### REQUIREMENT
Below is a set of records; print all of them exactly as written.

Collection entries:
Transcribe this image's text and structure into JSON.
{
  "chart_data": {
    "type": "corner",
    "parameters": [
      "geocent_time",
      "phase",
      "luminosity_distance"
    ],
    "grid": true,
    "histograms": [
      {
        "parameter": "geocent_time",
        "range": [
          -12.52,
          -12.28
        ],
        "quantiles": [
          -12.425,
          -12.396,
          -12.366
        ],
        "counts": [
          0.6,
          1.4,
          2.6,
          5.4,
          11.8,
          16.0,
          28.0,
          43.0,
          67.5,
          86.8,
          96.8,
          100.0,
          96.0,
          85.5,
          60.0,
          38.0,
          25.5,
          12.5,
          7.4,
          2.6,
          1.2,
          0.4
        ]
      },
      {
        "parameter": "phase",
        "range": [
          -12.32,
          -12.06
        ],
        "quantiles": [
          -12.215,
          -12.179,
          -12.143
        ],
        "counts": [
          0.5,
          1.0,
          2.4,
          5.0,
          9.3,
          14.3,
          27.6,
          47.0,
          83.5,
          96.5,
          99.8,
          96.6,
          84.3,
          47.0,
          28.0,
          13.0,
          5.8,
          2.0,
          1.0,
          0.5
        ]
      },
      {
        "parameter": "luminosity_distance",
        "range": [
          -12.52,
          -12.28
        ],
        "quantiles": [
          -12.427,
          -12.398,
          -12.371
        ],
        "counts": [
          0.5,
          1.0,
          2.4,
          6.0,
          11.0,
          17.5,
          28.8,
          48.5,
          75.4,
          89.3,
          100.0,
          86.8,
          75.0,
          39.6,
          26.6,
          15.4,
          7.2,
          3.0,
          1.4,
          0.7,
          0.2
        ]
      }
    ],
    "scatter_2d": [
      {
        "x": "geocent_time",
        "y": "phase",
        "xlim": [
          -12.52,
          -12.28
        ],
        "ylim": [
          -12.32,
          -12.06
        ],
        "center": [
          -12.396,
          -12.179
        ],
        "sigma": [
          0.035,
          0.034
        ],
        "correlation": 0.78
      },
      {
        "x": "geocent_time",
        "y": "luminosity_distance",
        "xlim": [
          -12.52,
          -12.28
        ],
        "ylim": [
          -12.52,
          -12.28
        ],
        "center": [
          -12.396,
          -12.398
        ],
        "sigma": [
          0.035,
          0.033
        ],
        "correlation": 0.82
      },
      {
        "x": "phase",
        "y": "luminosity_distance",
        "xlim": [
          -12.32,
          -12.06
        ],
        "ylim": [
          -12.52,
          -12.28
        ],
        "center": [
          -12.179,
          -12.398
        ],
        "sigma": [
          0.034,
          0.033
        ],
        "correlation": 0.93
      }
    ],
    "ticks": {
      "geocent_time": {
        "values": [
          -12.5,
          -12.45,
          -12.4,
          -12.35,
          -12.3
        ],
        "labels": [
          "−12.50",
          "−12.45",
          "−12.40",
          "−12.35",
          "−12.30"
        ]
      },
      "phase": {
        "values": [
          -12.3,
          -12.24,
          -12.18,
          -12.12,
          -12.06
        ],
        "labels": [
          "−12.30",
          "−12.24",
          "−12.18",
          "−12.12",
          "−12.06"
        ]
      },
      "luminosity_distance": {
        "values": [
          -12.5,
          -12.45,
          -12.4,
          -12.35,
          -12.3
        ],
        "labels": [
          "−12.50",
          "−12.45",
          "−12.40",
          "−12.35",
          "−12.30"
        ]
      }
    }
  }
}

### RESPONSE TO THIS EXERCISE
Transcribe this image's text and structure into JSON.
{
  "chart_data": {
    "type": "corner",
    "parameters": [
      "geocent_time",
      "phase",
      "luminosity_distance"
    ],
    "grid": true,
    "histograms": [
      {
        "parameter": "geocent_time",
        "range": [
          -12.52,
          -12.28
        ],
        "quantiles": [
          -12.425,
          -12.396,
          -12.366
        ],
        "counts": [
          0.6,
          1.4,
          2.6,
          5.4,
          11.8,
          16.0,
          28.0,
          43.0,
          67.5,
          86.8,
          96.8,
          100.0,
          96.0,
          85.5,
          60.0,
          38.0,
          25.5,
          12.5,
          7.4,
          2.6,
          1.2,
          0.4
        ]
      },
      {
        "parameter": "phase",
        "range": [
          -12.32,
          -12.06
        ],
        "quantiles": [
          -12.215,
          -12.179,
          -12.143
        ],
        "counts": [
          0.5,
          1.0,
          2.4,
          5.0,
          9.3,
          14.3,
          27.6,
          47.0,
          83.5,
          96.5,
          99.8,
          96.6,
          84.3,
          47.0,
          28.0,
          13.0,
          5.8,
          2.0,
          1.0,
          0.5
        ]
      },
      {
        "parameter": "luminosity_distance",
        "range": [
          -12.52,
          -12.28
        ],
        "quantiles": [
          -12.427,
          -12.398,
          -12.371
        ],
        "counts": [
          0.5,
          1.0,
          2.4,
          6.0,
          11.0,
          17.5,
          28.8,
          48.5,
          75.4,
          89.3,
          100.0,
          86.8,
          75.0,
          39.6,
          26.6,
          15.4,
          7.2,
          3.0,
          1.4,
          0.7,
          0.2
        ]
      }
    ],
    "scatter_2d": [
      {
        "x": "geocent_time",
        "y": "phase",
        "xlim": [
          -12.52,
          -12.28
        ],
        "ylim": [
          -12.32,
          -12.06
        ],
        "center": [
          -12.396,
          -12.179
        ],
        "sigma": [
          0.035,
          0.034
        ],
        "correlation": 0.78
      },
      {
        "x": "geocent_time",
        "y": "luminosity_distance",
        "xlim": [
          -12.52,
          -12.28
        ],
        "ylim": [
          -12.52,
          -12.28
        ],
        "center": [
          -12.396,
          -12.398
        ],
        "sigma": [
          0.035,
          0.033
        ],
        "correlation": 0.82
      },
      {
        "x": "phase",
        "y": "luminosity_distance",
        "xlim": [
          -12.32,
          -12.06
        ],
        "ylim": [
          -12.52,
          -12.28
        ],
        "center": [
          -12.179,
          -12.398
        ],
        "sigma": [
          0.034,
          0.033
        ],
        "correlation": 0.93
      }
    ],
    "ticks": {
      "geocent_time": {
        "values": [
          -12.5,
          -12.45,
          -12.4,
          -12.35,
          -12.3
        ],
        "labels": [
          "−12.50",
          "−12.45",
          "−12.40",
          "−12.35",
          "−12.30"
        ]
      },
      "phase": {
        "values": [
          -12.3,
          -12.24,
          -12.18,
          -12.12,
          -12.06
        ],
        "labels": [
          "−12.30",
          "−12.24",
          "−12.18",
          "−12.12",
          "−12.06"
        ]
      },
      "luminosity_distance": {
        "values": [
          -12.5,
          -12.45,
          -12.4,
          -12.35,
          -12.3
        ],
        "labels": [
          "−12.50",
          "−12.45",
          "−12.40",
          "−12.35",
          "−12.30"
        ]
      }
    }
  }
}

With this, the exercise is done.